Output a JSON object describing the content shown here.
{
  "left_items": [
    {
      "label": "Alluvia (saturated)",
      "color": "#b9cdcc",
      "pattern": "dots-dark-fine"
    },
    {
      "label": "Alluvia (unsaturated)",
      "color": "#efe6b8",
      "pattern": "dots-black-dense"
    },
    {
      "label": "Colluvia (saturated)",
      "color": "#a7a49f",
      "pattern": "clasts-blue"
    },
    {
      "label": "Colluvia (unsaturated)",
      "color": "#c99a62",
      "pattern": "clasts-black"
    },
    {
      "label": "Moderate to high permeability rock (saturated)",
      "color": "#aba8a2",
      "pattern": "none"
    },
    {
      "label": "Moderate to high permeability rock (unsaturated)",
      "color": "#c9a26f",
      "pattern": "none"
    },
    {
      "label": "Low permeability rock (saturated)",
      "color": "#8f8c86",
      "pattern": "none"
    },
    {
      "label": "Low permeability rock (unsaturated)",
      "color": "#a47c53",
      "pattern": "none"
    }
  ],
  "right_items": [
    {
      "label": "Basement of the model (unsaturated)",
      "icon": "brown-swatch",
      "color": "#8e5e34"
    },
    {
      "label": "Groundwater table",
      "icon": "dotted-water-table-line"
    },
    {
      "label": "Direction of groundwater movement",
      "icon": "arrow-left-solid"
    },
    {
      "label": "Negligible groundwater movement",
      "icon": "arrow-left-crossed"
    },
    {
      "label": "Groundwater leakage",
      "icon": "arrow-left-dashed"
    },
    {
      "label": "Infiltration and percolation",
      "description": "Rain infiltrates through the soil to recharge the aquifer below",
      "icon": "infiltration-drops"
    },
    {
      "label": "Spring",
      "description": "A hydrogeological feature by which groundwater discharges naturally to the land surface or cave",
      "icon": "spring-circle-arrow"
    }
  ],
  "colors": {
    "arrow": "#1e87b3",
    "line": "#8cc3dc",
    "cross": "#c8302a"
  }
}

______

**Required work**
Search the records above for "icon". Copy each line where it is found.

**Response to the exercise**
      "icon": "brown-swatch",
      "icon": "dotted-water-table-line"
      "icon": "arrow-left-solid"
      "icon": "arrow-left-crossed"
      "icon": "arrow-left-dashed"
      "icon": "infiltration-drops"
      "icon": "spring-circle-arrow"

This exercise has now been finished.